__TASK OBJECTIVE__. Set the following entries down again exactly, line by line.

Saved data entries
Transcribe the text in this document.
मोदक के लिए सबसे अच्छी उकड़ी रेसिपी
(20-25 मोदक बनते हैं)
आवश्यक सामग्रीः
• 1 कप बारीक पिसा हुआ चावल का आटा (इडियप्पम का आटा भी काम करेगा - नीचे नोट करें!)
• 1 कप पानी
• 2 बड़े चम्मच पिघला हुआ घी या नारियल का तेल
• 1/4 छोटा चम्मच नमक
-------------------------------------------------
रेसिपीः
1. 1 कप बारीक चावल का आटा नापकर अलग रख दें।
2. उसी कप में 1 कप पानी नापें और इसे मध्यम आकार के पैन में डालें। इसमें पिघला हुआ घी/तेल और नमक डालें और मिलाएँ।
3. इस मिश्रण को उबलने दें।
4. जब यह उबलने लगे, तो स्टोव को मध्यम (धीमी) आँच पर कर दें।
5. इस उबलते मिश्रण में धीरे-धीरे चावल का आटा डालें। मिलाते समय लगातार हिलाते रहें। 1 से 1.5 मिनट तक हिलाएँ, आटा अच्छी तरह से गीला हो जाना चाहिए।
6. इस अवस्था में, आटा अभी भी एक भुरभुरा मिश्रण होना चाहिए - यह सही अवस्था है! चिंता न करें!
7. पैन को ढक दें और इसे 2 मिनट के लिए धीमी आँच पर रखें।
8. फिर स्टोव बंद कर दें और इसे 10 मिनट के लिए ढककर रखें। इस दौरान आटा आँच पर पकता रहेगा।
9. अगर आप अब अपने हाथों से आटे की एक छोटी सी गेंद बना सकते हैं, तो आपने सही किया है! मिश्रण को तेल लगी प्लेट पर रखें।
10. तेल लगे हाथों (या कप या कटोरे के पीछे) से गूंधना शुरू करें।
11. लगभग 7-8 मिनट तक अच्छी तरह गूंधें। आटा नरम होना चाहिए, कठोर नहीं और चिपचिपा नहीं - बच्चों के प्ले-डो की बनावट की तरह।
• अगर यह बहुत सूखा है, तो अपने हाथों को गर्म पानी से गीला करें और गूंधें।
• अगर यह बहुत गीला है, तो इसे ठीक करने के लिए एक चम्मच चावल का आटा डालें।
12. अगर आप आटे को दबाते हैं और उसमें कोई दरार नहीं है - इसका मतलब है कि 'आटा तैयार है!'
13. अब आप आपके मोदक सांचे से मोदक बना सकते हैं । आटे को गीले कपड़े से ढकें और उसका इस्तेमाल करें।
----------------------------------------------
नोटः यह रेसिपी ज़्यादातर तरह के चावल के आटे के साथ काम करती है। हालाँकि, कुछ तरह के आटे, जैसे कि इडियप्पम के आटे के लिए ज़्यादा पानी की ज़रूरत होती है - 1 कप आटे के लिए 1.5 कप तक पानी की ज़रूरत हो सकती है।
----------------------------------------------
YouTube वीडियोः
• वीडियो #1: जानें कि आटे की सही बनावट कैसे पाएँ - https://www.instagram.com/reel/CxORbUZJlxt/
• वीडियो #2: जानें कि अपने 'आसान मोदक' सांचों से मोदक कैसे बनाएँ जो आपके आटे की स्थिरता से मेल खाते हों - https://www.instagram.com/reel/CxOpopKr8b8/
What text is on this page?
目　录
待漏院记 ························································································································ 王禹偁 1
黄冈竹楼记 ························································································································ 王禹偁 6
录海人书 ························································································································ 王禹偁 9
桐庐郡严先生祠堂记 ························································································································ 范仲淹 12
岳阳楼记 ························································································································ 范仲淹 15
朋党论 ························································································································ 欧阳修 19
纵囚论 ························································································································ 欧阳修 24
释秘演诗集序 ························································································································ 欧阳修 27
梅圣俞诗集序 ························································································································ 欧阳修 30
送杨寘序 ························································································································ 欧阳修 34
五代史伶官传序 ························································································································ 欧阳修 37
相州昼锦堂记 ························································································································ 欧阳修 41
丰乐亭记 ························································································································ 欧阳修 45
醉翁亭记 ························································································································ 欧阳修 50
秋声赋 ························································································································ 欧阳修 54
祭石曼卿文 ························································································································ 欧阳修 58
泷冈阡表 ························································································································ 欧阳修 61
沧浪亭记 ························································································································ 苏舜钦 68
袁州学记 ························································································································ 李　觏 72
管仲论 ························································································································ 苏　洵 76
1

__EXERCISE OUTPUT__.
Transcribe the text in this document.
मोदक के लिए सबसे अच्छी उकड़ी रेसिपी
(20-25 मोदक बनते हैं)
आवश्यक सामग्रीः
• 1 कप बारीक पिसा हुआ चावल का आटा (इडियप्पम का आटा भी काम करेगा - नीचे नोट करें!)
• 1 कप पानी
• 2 बड़े चम्मच पिघला हुआ घी या नारियल का तेल
• 1/4 छोटा चम्मच नमक
-------------------------------------------------
रेसिपीः
1. 1 कप बारीक चावल का आटा नापकर अलग रख दें।
2. उसी कप में 1 कप पानी नापें और इसे मध्यम आकार के पैन में डालें। इसमें पिघला हुआ घी/तेल और नमक डालें और मिलाएँ।
3. इस मिश्रण को उबलने दें।
4. जब यह उबलने लगे, तो स्टोव को मध्यम (धीमी) आँच पर कर दें।
5. इस उबलते मिश्रण में धीरे-धीरे चावल का आटा डालें। मिलाते समय लगातार हिलाते रहें। 1 से 1.5 मिनट तक हिलाएँ, आटा अच्छी तरह से गीला हो जाना चाहिए।
6. इस अवस्था में, आटा अभी भी एक भुरभुरा मिश्रण होना चाहिए - यह सही अवस्था है! चिंता न करें!
7. पैन को ढक दें और इसे 2 मिनट के लिए धीमी आँच पर रखें।
8. फिर स्टोव बंद कर दें और इसे 10 मिनट के लिए ढककर रखें। इस दौरान आटा आँच पर पकता रहेगा।
9. अगर आप अब अपने हाथों से आटे की एक छोटी सी गेंद बना सकते हैं, तो आपने सही किया है! मिश्रण को तेल लगी प्लेट पर रखें।
10. तेल लगे हाथों (या कप या कटोरे के पीछे) से गूंधना शुरू करें।
11. लगभग 7-8 मिनट तक अच्छी तरह गूंधें। आटा नरम होना चाहिए, कठोर नहीं और चिपचिपा नहीं - बच्चों के प्ले-डो की बनावट की तरह।
• अगर यह बहुत सूखा है, तो अपने हाथों को गर्म पानी से गीला करें और गूंधें।
• अगर यह बहुत गीला है, तो इसे ठीक करने के लिए एक चम्मच चावल का आटा डालें।
12. अगर आप आटे को दबाते हैं और उसमें कोई दरार नहीं है - इसका मतलब है कि 'आटा तैयार है!'
13. अब आप आपके मोदक सांचे से मोदक बना सकते हैं । आटे को गीले कपड़े से ढकें और उसका इस्तेमाल करें।
----------------------------------------------
नोटः यह रेसिपी ज़्यादातर तरह के चावल के आटे के साथ काम करती है। हालाँकि, कुछ तरह के आटे, जैसे कि इडियप्पम के आटे के लिए ज़्यादा पानी की ज़रूरत होती है - 1 कप आटे के लिए 1.5 कप तक पानी की ज़रूरत हो सकती है।
----------------------------------------------
YouTube वीडियोः
• वीडियो #1: जानें कि आटे की सही बनावट कैसे पाएँ - https://www.instagram.com/reel/CxORbUZJlxt/
• वीडियो #2: जानें कि अपने 'आसान मोदक' सांचों से मोदक कैसे बनाएँ जो आपके आटे की स्थिरता से मेल खाते हों - https://www.instagram.com/reel/CxOpopKr8b8/
What text is on this page?
目　录
待漏院记 ························································································································ 王禹偁 1
黄冈竹楼记 ························································································································ 王禹偁 6
录海人书 ························································································································ 王禹偁 9
桐庐郡严先生祠堂记 ························································································································ 范仲淹 12
岳阳楼记 ························································································································ 范仲淹 15
朋党论 ························································································································ 欧阳修 19
纵囚论 ························································································································ 欧阳修 24
释秘演诗集序 ························································································································ 欧阳修 27
梅圣俞诗集序 ························································································································ 欧阳修 30
送杨寘序 ························································································································ 欧阳修 34
五代史伶官传序 ························································································································ 欧阳修 37
相州昼锦堂记 ························································································································ 欧阳修 41
丰乐亭记 ························································································································ 欧阳修 45
醉翁亭记 ························································································································ 欧阳修 50
秋声赋 ························································································································ 欧阳修 54
祭石曼卿文 ························································································································ 欧阳修 58
泷冈阡表 ························································································································ 欧阳修 61
沧浪亭记 ························································································································ 苏舜钦 68
袁州学记 ························································································································ 李　觏 72
管仲论 ························································································································ 苏　洵 76
1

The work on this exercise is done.